─── Given records

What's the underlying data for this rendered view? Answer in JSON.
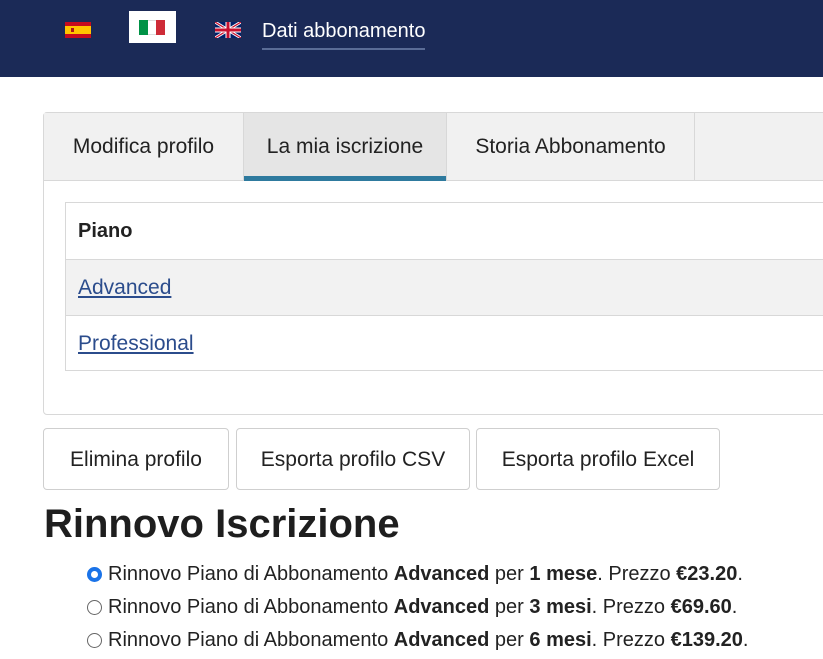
{
  "header": {
    "title": "Dati abbonamento",
    "languages": [
      {
        "code": "es",
        "icon": "spain-flag-icon"
      },
      {
        "code": "it",
        "icon": "italy-flag-icon",
        "selected": true
      },
      {
        "code": "en",
        "icon": "uk-flag-icon"
      }
    ],
    "background_color": "#1b2a57"
  },
  "tabs": [
    {
      "label": "Modifica profilo"
    },
    {
      "label": "La mia iscrizione",
      "active": true
    },
    {
      "label": "Storia Abbonamento"
    }
  ],
  "plan_table": {
    "header": "Piano",
    "rows": [
      {
        "label": "Advanced"
      },
      {
        "label": "Professional"
      }
    ]
  },
  "actions": {
    "delete_label": "Elimina profilo",
    "export_csv_label": "Esporta profilo CSV",
    "export_excel_label": "Esporta profilo Excel"
  },
  "renewal": {
    "title": "Rinnovo Iscrizione",
    "options": [
      {
        "prefix": "Rinnovo Piano di Abbonamento ",
        "plan": "Advanced",
        "per": " per ",
        "duration": "1 mese",
        "price_label": ". Prezzo ",
        "price": "€23.20",
        "end": ".",
        "checked": true
      },
      {
        "prefix": "Rinnovo Piano di Abbonamento ",
        "plan": "Advanced",
        "per": " per ",
        "duration": "3 mesi",
        "price_label": ". Prezzo ",
        "price": "€69.60",
        "end": ".",
        "checked": false
      },
      {
        "prefix": "Rinnovo Piano di Abbonamento ",
        "plan": "Advanced",
        "per": " per ",
        "duration": "6 mesi",
        "price_label": ". Prezzo ",
        "price": "€139.20",
        "end": ".",
        "checked": false
      }
    ]
  },
  "accent_color": "#2e7a9e"
}
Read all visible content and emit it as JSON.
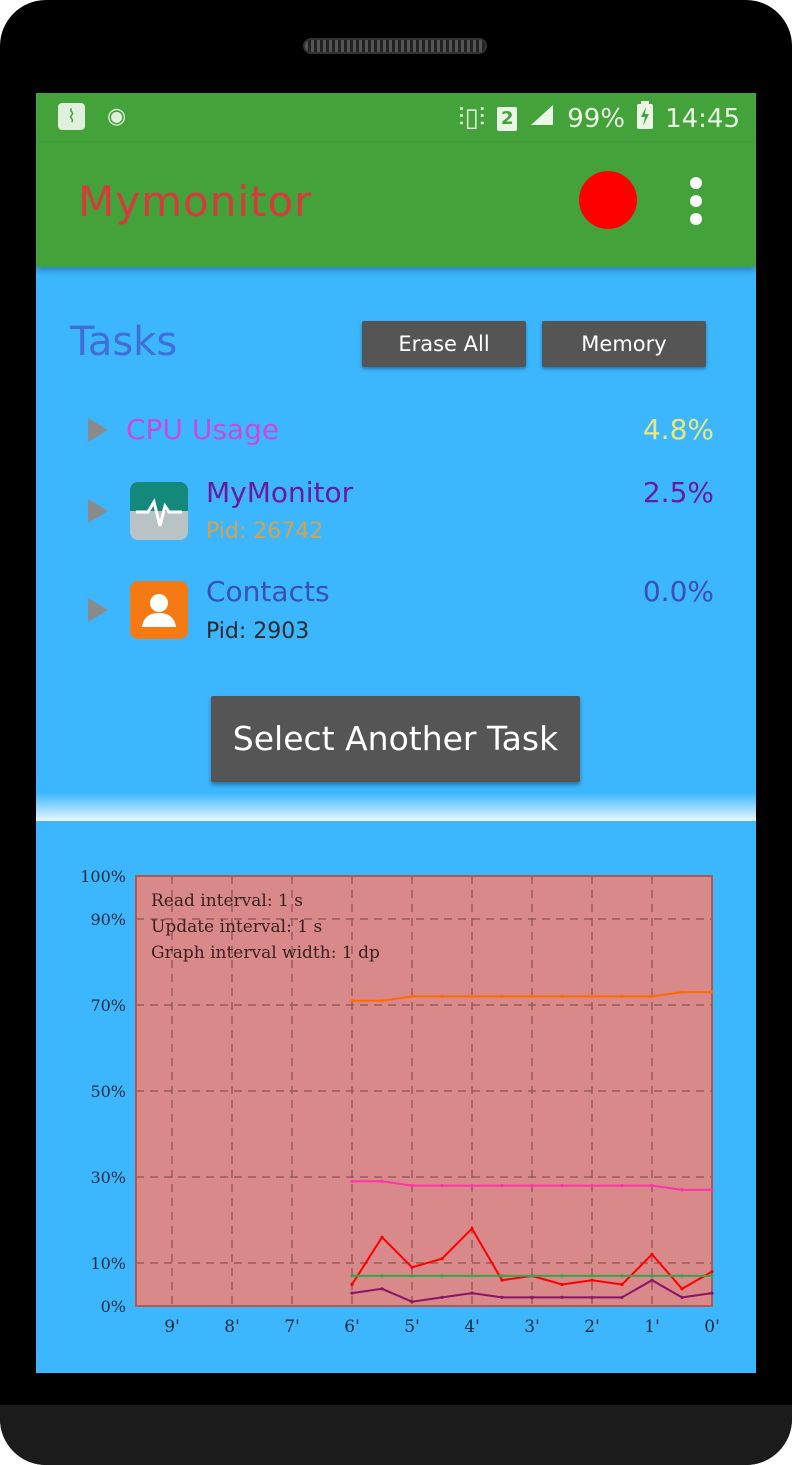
{
  "status_bar": {
    "battery_level": "99%",
    "time": "14:45",
    "sim_slot": "2",
    "icons": [
      "app-monitor-icon",
      "debug-icon",
      "vibrate-icon",
      "sim-icon",
      "signal-icon",
      "battery-charging-icon"
    ]
  },
  "appbar": {
    "title": "Mymonitor",
    "record_color": "#ff0000"
  },
  "tasks": {
    "title": "Tasks",
    "erase_all_label": "Erase All",
    "memory_label": "Memory",
    "cpu_usage_label": "CPU Usage",
    "cpu_usage_value": "4.8%",
    "items": [
      {
        "name": "MyMonitor",
        "pid": "Pid: 26742",
        "percent": "2.5%"
      },
      {
        "name": "Contacts",
        "pid": "Pid: 2903",
        "percent": "0.0%"
      }
    ],
    "select_button_label": "Select Another Task"
  },
  "graph": {
    "info_lines": [
      "Read interval: 1 s",
      "Update interval: 1 s",
      "Graph interval width: 1 dp"
    ],
    "y_tick_labels": [
      "100%",
      "90%",
      "70%",
      "50%",
      "30%",
      "10%",
      "0%"
    ],
    "x_tick_labels": [
      "9'",
      "8'",
      "7'",
      "6'",
      "5'",
      "4'",
      "3'",
      "2'",
      "1'",
      "0'"
    ],
    "background_color": "#d98989",
    "colors": {
      "total": "#ff6a00",
      "cpu": "#ff0000",
      "memory": "#ff33aa",
      "app": "#8a1466",
      "baseline": "#2ea84a"
    }
  },
  "chart_data": {
    "type": "line",
    "title": "",
    "xlabel": "",
    "ylabel": "",
    "ylim": [
      0,
      100
    ],
    "x_unit": "minutes ago",
    "x": [
      6.0,
      5.5,
      5.0,
      4.5,
      4.0,
      3.5,
      3.0,
      2.5,
      2.0,
      1.5,
      1.0,
      0.5,
      0.0
    ],
    "series": [
      {
        "name": "",
        "color": "#ff6a00",
        "values": [
          71,
          71,
          72,
          72,
          72,
          72,
          72,
          72,
          72,
          72,
          72,
          73,
          73
        ]
      },
      {
        "name": "",
        "color": "#ff33aa",
        "values": [
          29,
          29,
          28,
          28,
          28,
          28,
          28,
          28,
          28,
          28,
          28,
          27,
          27
        ]
      },
      {
        "name": "",
        "color": "#ff0000",
        "values": [
          5,
          16,
          9,
          11,
          18,
          6,
          7,
          5,
          6,
          5,
          12,
          4,
          8
        ]
      },
      {
        "name": "",
        "color": "#2ea84a",
        "values": [
          7,
          7,
          7,
          7,
          7,
          7,
          7,
          7,
          7,
          7,
          7,
          7,
          7
        ]
      },
      {
        "name": "",
        "color": "#8a1466",
        "values": [
          3,
          4,
          1,
          2,
          3,
          2,
          2,
          2,
          2,
          2,
          6,
          2,
          3
        ]
      }
    ],
    "grid": true
  }
}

──────

- [Task directions]: Give an exact reproduction of every line, leaving out any picture.

- [Solution to this task]:
What's the underlying data for this rendered view? Answer in JSON.
{
  "header": {
    "title": "Dati abbonamento",
    "languages": [
      {
        "code": "es",
        "icon": "spain-flag-icon"
      },
      {
        "code": "it",
        "icon": "italy-flag-icon",
        "selected": true
      },
      {
        "code": "en",
        "icon": "uk-flag-icon"
      }
    ],
    "background_color": "#1b2a57"
  },
  "tabs": [
    {
      "label": "Modifica profilo"
    },
    {
      "label": "La mia iscrizione",
      "active": true
    },
    {
      "label": "Storia Abbonamento"
    }
  ],
  "plan_table": {
    "header": "Piano",
    "rows": [
      {
        "label": "Advanced"
      },
      {
        "label": "Professional"
      }
    ]
  },
  "actions": {
    "delete_label": "Elimina profilo",
    "export_csv_label": "Esporta profilo CSV",
    "export_excel_label": "Esporta profilo Excel"
  },
  "renewal": {
    "title": "Rinnovo Iscrizione",
    "options": [
      {
        "prefix": "Rinnovo Piano di Abbonamento ",
        "plan": "Advanced",
        "per": " per ",
        "duration": "1 mese",
        "price_label": ". Prezzo ",
        "price": "€23.20",
        "end": ".",
        "checked": true
      },
      {
        "prefix": "Rinnovo Piano di Abbonamento ",
        "plan": "Advanced",
        "per": " per ",
        "duration": "3 mesi",
        "price_label": ". Prezzo ",
        "price": "€69.60",
        "end": ".",
        "checked": false
      },
      {
        "prefix": "Rinnovo Piano di Abbonamento ",
        "plan": "Advanced",
        "per": " per ",
        "duration": "6 mesi",
        "price_label": ". Prezzo ",
        "price": "€139.20",
        "end": ".",
        "checked": false
      }
    ]
  },
  "accent_color": "#2e7a9e"
}
Read all visible content and emit it as JSON.
{
  "status_bar": {
    "battery_level": "99%",
    "time": "14:45",
    "sim_slot": "2",
    "icons": [
      "app-monitor-icon",
      "debug-icon",
      "vibrate-icon",
      "sim-icon",
      "signal-icon",
      "battery-charging-icon"
    ]
  },
  "appbar": {
    "title": "Mymonitor",
    "record_color": "#ff0000"
  },
  "tasks": {
    "title": "Tasks",
    "erase_all_label": "Erase All",
    "memory_label": "Memory",
    "cpu_usage_label": "CPU Usage",
    "cpu_usage_value": "4.8%",
    "items": [
      {
        "name": "MyMonitor",
        "pid": "Pid: 26742",
        "percent": "2.5%"
      },
      {
        "name": "Contacts",
        "pid": "Pid: 2903",
        "percent": "0.0%"
      }
    ],
    "select_button_label": "Select Another Task"
  },
  "graph": {
    "info_lines": [
      "Read interval: 1 s",
      "Update interval: 1 s",
      "Graph interval width: 1 dp"
    ],
    "y_tick_labels": [
      "100%",
      "90%",
      "70%",
      "50%",
      "30%",
      "10%",
      "0%"
    ],
    "x_tick_labels": [
      "9'",
      "8'",
      "7'",
      "6'",
      "5'",
      "4'",
      "3'",
      "2'",
      "1'",
      "0'"
    ],
    "background_color": "#d98989",
    "colors": {
      "total": "#ff6a00",
      "cpu": "#ff0000",
      "memory": "#ff33aa",
      "app": "#8a1466",
      "baseline": "#2ea84a"
    }
  },
  "chart_data": {
    "type": "line",
    "title": "",
    "xlabel": "",
    "ylabel": "",
    "ylim": [
      0,
      100
    ],
    "x_unit": "minutes ago",
    "x": [
      6.0,
      5.5,
      5.0,
      4.5,
      4.0,
      3.5,
      3.0,
      2.5,
      2.0,
      1.5,
      1.0,
      0.5,
      0.0
    ],
    "series": [
      {
        "name": "",
        "color": "#ff6a00",
        "values": [
          71,
          71,
          72,
          72,
          72,
          72,
          72,
          72,
          72,
          72,
          72,
          73,
          73
        ]
      },
      {
        "name": "",
        "color": "#ff33aa",
        "values": [
          29,
          29,
          28,
          28,
          28,
          28,
          28,
          28,
          28,
          28,
          28,
          27,
          27
        ]
      },
      {
        "name": "",
        "color": "#ff0000",
        "values": [
          5,
          16,
          9,
          11,
          18,
          6,
          7,
          5,
          6,
          5,
          12,
          4,
          8
        ]
      },
      {
        "name": "",
        "color": "#2ea84a",
        "values": [
          7,
          7,
          7,
          7,
          7,
          7,
          7,
          7,
          7,
          7,
          7,
          7,
          7
        ]
      },
      {
        "name": "",
        "color": "#8a1466",
        "values": [
          3,
          4,
          1,
          2,
          3,
          2,
          2,
          2,
          2,
          2,
          6,
          2,
          3
        ]
      }
    ],
    "grid": true
  }
}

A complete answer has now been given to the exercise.